Select from the records below every line that has the word "name" in it.

start DATASET RECORDS

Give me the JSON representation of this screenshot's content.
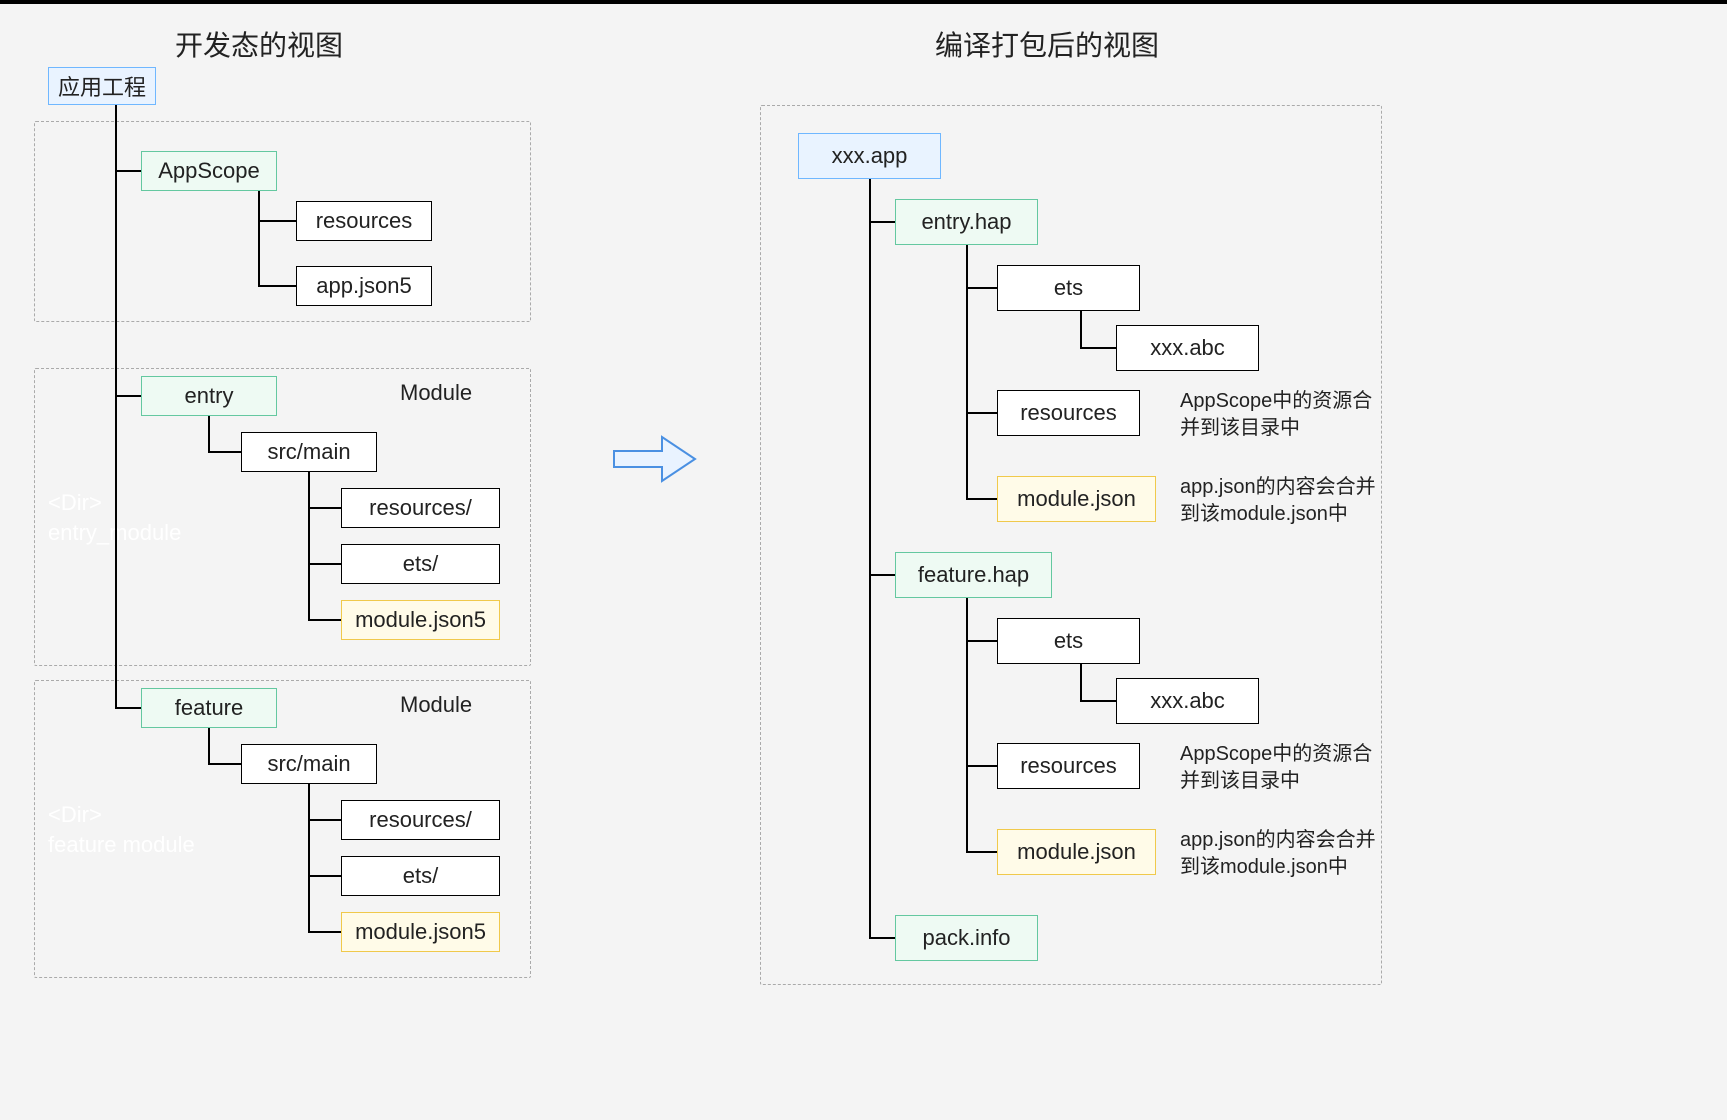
{
  "left": {
    "title": "开发态的视图",
    "root": "应用工程",
    "watermark_entry": "<Dir>\nentry_module",
    "watermark_feature": "<Dir>\nfeature module",
    "module_label": "Module",
    "appscope": {
      "name": "AppScope",
      "children": [
        "resources",
        "app.json5"
      ]
    },
    "modules": [
      {
        "name": "entry",
        "srcmain": "src/main",
        "children": [
          "resources/",
          "ets/",
          "module.json5"
        ]
      },
      {
        "name": "feature",
        "srcmain": "src/main",
        "children": [
          "resources/",
          "ets/",
          "module.json5"
        ]
      }
    ]
  },
  "right": {
    "title": "编译打包后的视图",
    "root": "xxx.app",
    "pack_info": "pack.info",
    "note_resources": "AppScope中的资源合并到该目录中",
    "note_modulejson_entry": "app.json的内容会合并到该module.json中",
    "note_modulejson_feature": "app.json的内容会合并到该module.json中",
    "haps": [
      {
        "name": "entry.hap",
        "ets": "ets",
        "abc": "xxx.abc",
        "resources": "resources",
        "modulejson": "module.json"
      },
      {
        "name": "feature.hap",
        "ets": "ets",
        "abc": "xxx.abc",
        "resources": "resources",
        "modulejson": "module.json"
      }
    ]
  },
  "colors": {
    "blue_border": "#6fb7ff",
    "blue_fill": "#e9f3ff",
    "green_border": "#64c8a0",
    "green_fill": "#eefaf3",
    "black_border": "#000000",
    "orange_border": "#f0c94b",
    "orange_fill": "#fffbe8"
  }
}
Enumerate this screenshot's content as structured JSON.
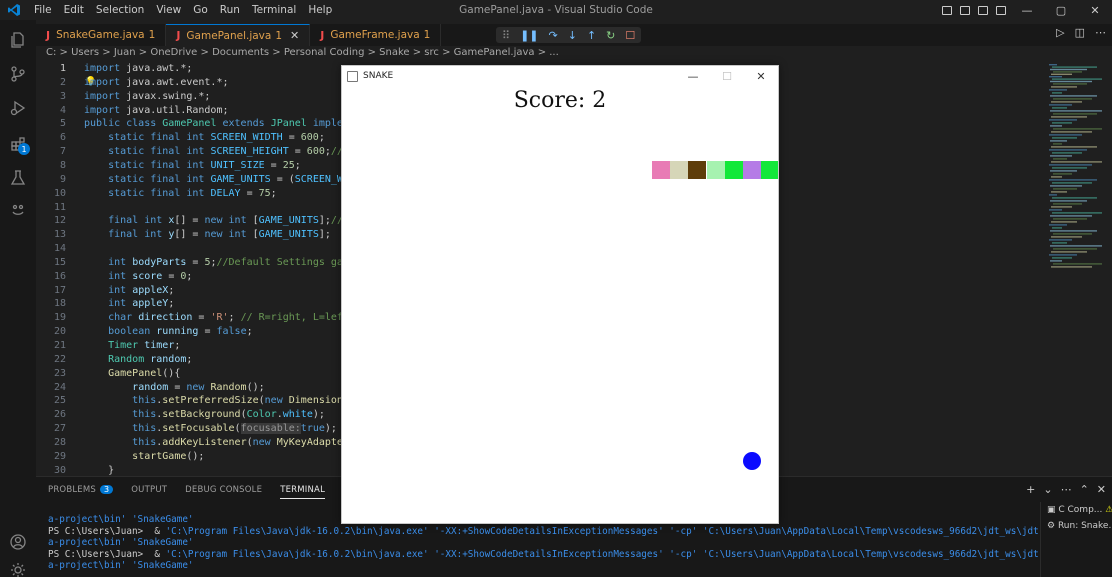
{
  "titlebar": {
    "menu": [
      "File",
      "Edit",
      "Selection",
      "View",
      "Go",
      "Run",
      "Terminal",
      "Help"
    ],
    "window_title": "GamePanel.java - Visual Studio Code",
    "minimize": "—",
    "maximize": "▢",
    "close": "✕"
  },
  "tabs": [
    {
      "file": "SnakeGame.java",
      "count": "1",
      "active": false
    },
    {
      "file": "GamePanel.java",
      "count": "1",
      "active": true
    },
    {
      "file": "GameFrame.java",
      "count": "1",
      "active": false
    }
  ],
  "tab_icon_letter": "J",
  "tab_close": "✕",
  "breadcrumb": "C: > Users > Juan > OneDrive > Documents > Personal Coding > Snake > src > GamePanel.java > ...",
  "activity_badge": "1",
  "code_lines": [
    {
      "n": "1",
      "html": "<span class=\"kw\">import</span> java.awt.*;"
    },
    {
      "n": "2",
      "html": "<span class=\"kw\">import</span> java.awt.event.*;"
    },
    {
      "n": "3",
      "html": "<span class=\"kw\">import</span> javax.swing.*;"
    },
    {
      "n": "4",
      "html": "<span class=\"kw\">import</span> java.util.Random;"
    },
    {
      "n": "5",
      "html": "<span class=\"kw\">public class</span> <span class=\"ty\">GamePanel</span> <span class=\"kw\">extends</span> <span class=\"ty\">JPanel</span> <span class=\"kw\">implemen</span>"
    },
    {
      "n": "6",
      "html": "    <span class=\"kw\">static final int</span> <span class=\"cs\">SCREEN_WIDTH</span> = <span class=\"nm\">600</span>;"
    },
    {
      "n": "7",
      "html": "    <span class=\"kw\">static final int</span> <span class=\"cs\">SCREEN_HEIGHT</span> = <span class=\"nm\">600</span>;<span class=\"cm\">//Scr</span>"
    },
    {
      "n": "8",
      "html": "    <span class=\"kw\">static final int</span> <span class=\"cs\">UNIT_SIZE</span> = <span class=\"nm\">25</span>;"
    },
    {
      "n": "9",
      "html": "    <span class=\"kw\">static final int</span> <span class=\"cs\">GAME_UNITS</span> = (<span class=\"cs\">SCREEN_WIDT</span>"
    },
    {
      "n": "10",
      "html": "    <span class=\"kw\">static final int</span> <span class=\"cs\">DELAY</span> = <span class=\"nm\">75</span>;"
    },
    {
      "n": "11",
      "html": ""
    },
    {
      "n": "12",
      "html": "    <span class=\"kw\">final int</span> <span class=\"vr\">x</span>[] = <span class=\"kw\">new int</span> [<span class=\"cs\">GAME_UNITS</span>];<span class=\"cm\">//Coo</span>"
    },
    {
      "n": "13",
      "html": "    <span class=\"kw\">final int</span> <span class=\"vr\">y</span>[] = <span class=\"kw\">new int</span> [<span class=\"cs\">GAME_UNITS</span>];"
    },
    {
      "n": "14",
      "html": ""
    },
    {
      "n": "15",
      "html": "    <span class=\"kw\">int</span> <span class=\"vr\">bodyParts</span> = <span class=\"nm\">5</span>;<span class=\"cm\">//Default Settings game</span>"
    },
    {
      "n": "16",
      "html": "    <span class=\"kw\">int</span> <span class=\"vr\">score</span> = <span class=\"nm\">0</span>;"
    },
    {
      "n": "17",
      "html": "    <span class=\"kw\">int</span> <span class=\"vr\">appleX</span>;"
    },
    {
      "n": "18",
      "html": "    <span class=\"kw\">int</span> <span class=\"vr\">appleY</span>;"
    },
    {
      "n": "19",
      "html": "    <span class=\"kw\">char</span> <span class=\"vr\">direction</span> = <span class=\"st\">'R'</span>; <span class=\"cm\">// R=right, L=left,</span>"
    },
    {
      "n": "20",
      "html": "    <span class=\"kw\">boolean</span> <span class=\"vr\">running</span> = <span class=\"kw\">false</span>;"
    },
    {
      "n": "21",
      "html": "    <span class=\"ty\">Timer</span> <span class=\"vr\">timer</span>;"
    },
    {
      "n": "22",
      "html": "    <span class=\"ty\">Random</span> <span class=\"vr\">random</span>;"
    },
    {
      "n": "23",
      "html": "    <span class=\"fn\">GamePanel</span>(){"
    },
    {
      "n": "24",
      "html": "        <span class=\"vr\">random</span> = <span class=\"kw\">new</span> <span class=\"fn\">Random</span>();"
    },
    {
      "n": "25",
      "html": "        <span class=\"kw\">this</span>.<span class=\"fn\">setPreferredSize</span>(<span class=\"kw\">new</span> <span class=\"fn\">Dimension</span>(<span class=\"cs\">SC</span>"
    },
    {
      "n": "26",
      "html": "        <span class=\"kw\">this</span>.<span class=\"fn\">setBackground</span>(<span class=\"ty\">Color</span>.<span class=\"cs\">white</span>);"
    },
    {
      "n": "27",
      "html": "        <span class=\"kw\">this</span>.<span class=\"fn\">setFocusable</span>(<span class=\"hint\">focusable:</span><span class=\"kw\">true</span>);"
    },
    {
      "n": "28",
      "html": "        <span class=\"kw\">this</span>.<span class=\"fn\">addKeyListener</span>(<span class=\"kw\">new</span> <span class=\"fn\">MyKeyAdapter</span>()"
    },
    {
      "n": "29",
      "html": "        <span class=\"fn\">startGame</span>();"
    },
    {
      "n": "30",
      "html": "    }"
    }
  ],
  "panel": {
    "tabs": [
      "PROBLEMS",
      "OUTPUT",
      "DEBUG CONSOLE",
      "TERMINAL"
    ],
    "problems_count": "3",
    "active_tab": "TERMINAL",
    "terminal_lines": [
      [
        {
          "c": "bl",
          "t": "a-project\\bin' 'SnakeGame'"
        }
      ],
      [
        {
          "c": "wh",
          "t": "PS C:\\Users\\Juan>  & "
        },
        {
          "c": "bl",
          "t": "'C:\\Program Files\\Java\\jdk-16.0.2\\bin\\java.exe' '-XX:+ShowCodeDetailsInExceptionMessages' '-cp' 'C:\\Users\\Juan\\AppData\\Local\\Temp\\vscodesws_966d2\\jdt_ws\\jdt.ls-jav"
        }
      ],
      [
        {
          "c": "bl",
          "t": "a-project\\bin' 'SnakeGame'"
        }
      ],
      [
        {
          "c": "wh",
          "t": "PS C:\\Users\\Juan>  & "
        },
        {
          "c": "bl",
          "t": "'C:\\Program Files\\Java\\jdk-16.0.2\\bin\\java.exe' '-XX:+ShowCodeDetailsInExceptionMessages' '-cp' 'C:\\Users\\Juan\\AppData\\Local\\Temp\\vscodesws_966d2\\jdt_ws\\jdt.ls-jav"
        }
      ],
      [
        {
          "c": "bl",
          "t": "a-project\\bin' 'SnakeGame'"
        }
      ]
    ],
    "side_items": [
      "C Comp...",
      "Run: Snake..."
    ]
  },
  "snake_window": {
    "title": "SNAKE",
    "score_label": "Score: 2",
    "snake_colors": [
      "#e87bb5",
      "#d6d6b8",
      "#5e3d0a",
      "#a6f2b0",
      "#12e83a",
      "#b57be6",
      "#12e83a"
    ],
    "apple_color": "#0a0aff"
  }
}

end DATASET RECORDS

◆ **ANSWER TO THE PROBLEM**:
      "name": "AppScope",
        "name": "entry",
        "name": "feature",
        "name": "entry.hap",
        "name": "feature.hap",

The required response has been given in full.